→ AIM OF THE TASK
Transcribe the material in full. Nothing should differ except that the pictures are left out.

Recorded data
——————

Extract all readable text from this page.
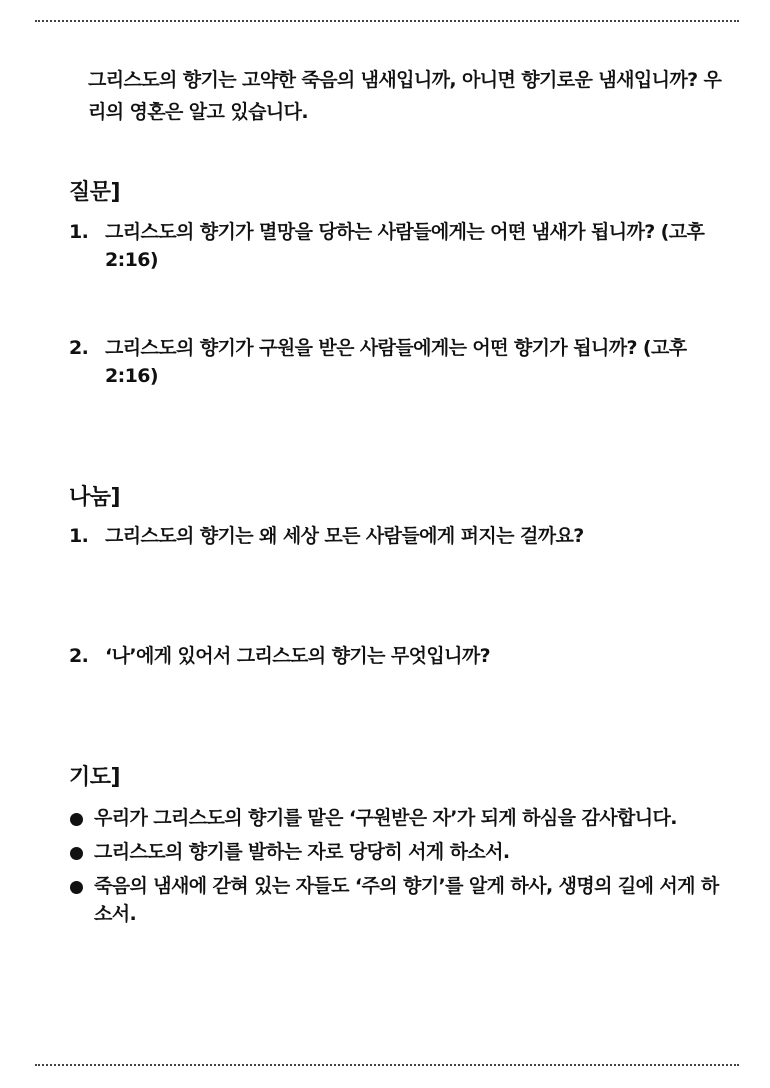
그리스도의 향기는 고약한 죽음의 냄새입니까, 아니면 향기로운 냄새입니까? 우리의 영혼은 알고 있습니다.

질문]
1. 그리스도의 향기가 멸망을 당하는 사람들에게는 어떤 냄새가 됩니까? (고후2:16)
2. 그리스도의 향기가 구원을 받은 사람들에게는 어떤 향기가 됩니까? (고후2:16)
나눔]
1. 그리스도의 향기는 왜 세상 모든 사람들에게 퍼지는 걸까요?
2. ‘나’에게 있어서 그리스도의 향기는 무엇입니까?
기도]
우리가 그리스도의 향기를 맡은 ‘구원받은 자’가 되게 하심을 감사합니다.
그리스도의 향기를 발하는 자로 당당히 서게 하소서.
죽음의 냄새에 갇혀 있는 자들도 ‘주의 향기’를 알게 하사, 생명의 길에 서게 하소서.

——————

→ OUTPUT FOR THIS TASK
Extract all readable text from this page.
그리스도의 향기는 고약한 죽음의 냄새입니까, 아니면 향기로운 냄새입니까? 우리의 영혼은 알고 있습니다.

질문]
1. 그리스도의 향기가 멸망을 당하는 사람들에게는 어떤 냄새가 됩니까? (고후2:16)
2. 그리스도의 향기가 구원을 받은 사람들에게는 어떤 향기가 됩니까? (고후2:16)
나눔]
1. 그리스도의 향기는 왜 세상 모든 사람들에게 퍼지는 걸까요?
2. ‘나’에게 있어서 그리스도의 향기는 무엇입니까?
기도]
우리가 그리스도의 향기를 맡은 ‘구원받은 자’가 되게 하심을 감사합니다.
그리스도의 향기를 발하는 자로 당당히 서게 하소서.
죽음의 냄새에 갇혀 있는 자들도 ‘주의 향기’를 알게 하사, 생명의 길에 서게 하소서.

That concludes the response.